WORK INSTRUCTIONS: Each line that holds the word "Если" counts once; give the total number of such lines and nothing else.

TASK MATERIAL:
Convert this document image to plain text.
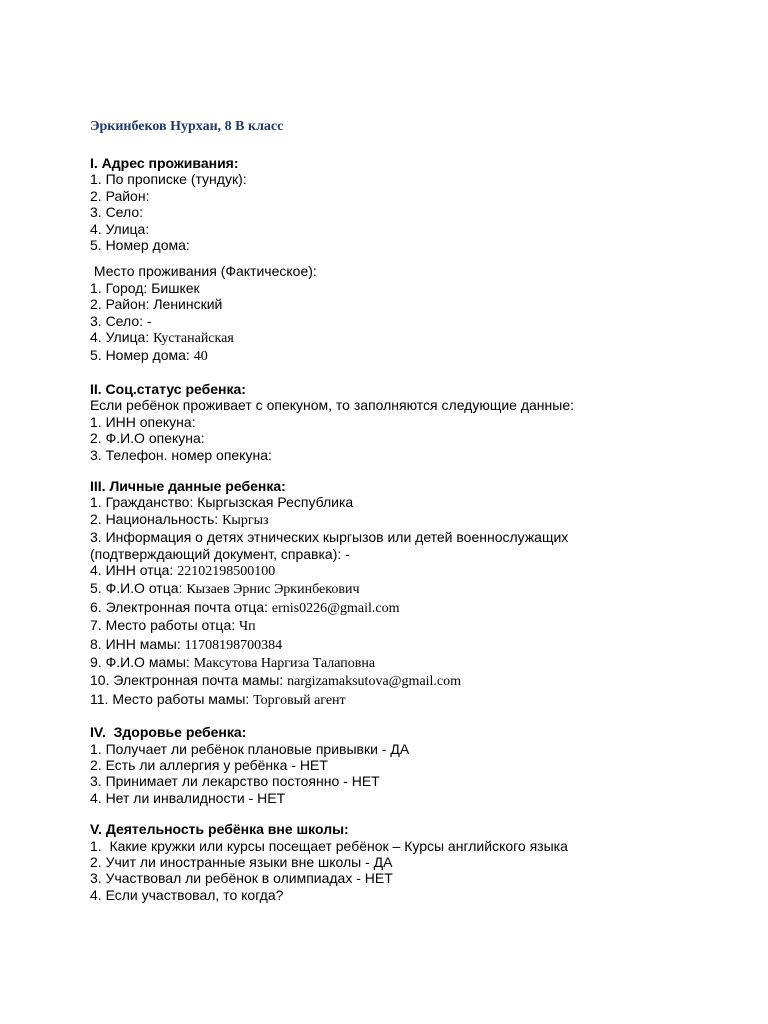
Эркинбеков Нурхан, 8 В класс

I. Адрес проживания:

1. По прописке (тундук):

2. Район:

3. Село:

4. Улица:

5. Номер дома:

Место проживания (Фактическое):

1. Город: Бишкек

2. Район: Ленинский

3. Село: -

4. Улица: Кустанайская

5. Номер дома: 40

II. Соц.статус ребенка:

Если ребёнок проживает с опекуном, то заполняются следующие данные:

1. ИНН опекуна:

2. Ф.И.О опекуна:

3. Телефон. номер опекуна:

III. Личные данные ребенка:

1. Гражданство: Кыргызская Республика

2. Национальность: Кыргыз

3. Информация о детях этнических кыргызов или детей военнослужащих

(подтверждающий документ, справка): -

4. ИНН отца: 22102198500100

5. Ф.И.О отца: Кызаев Эрнис Эркинбекович

6. Электронная почта отца: ernis0226@gmail.com

7. Место работы отца: Чп

8. ИНН мамы: 11708198700384

9. Ф.И.О мамы: Максутова Наргиза Талаповна

10. Электронная почта мамы: nargizamaksutova@gmail.com

11. Место работы мамы: Торговый агент

IV.  Здоровье ребенка:

1. Получает ли ребёнок плановые привывки - ДА

2. Есть ли аллергия у ребёнка - НЕТ

3. Принимает ли лекарство постоянно - НЕТ

4. Нет ли инвалидности - НЕТ

V. Деятельность ребёнка вне школы:

1.  Какие кружки или курсы посещает ребёнок – Курсы английского языка

2. Учит ли иностранные языки вне школы - ДА

3. Участвовал ли ребёнок в олимпиадах - НЕТ

4. Если участвовал, то когда?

ANSWER TO THE EXERCISE: 2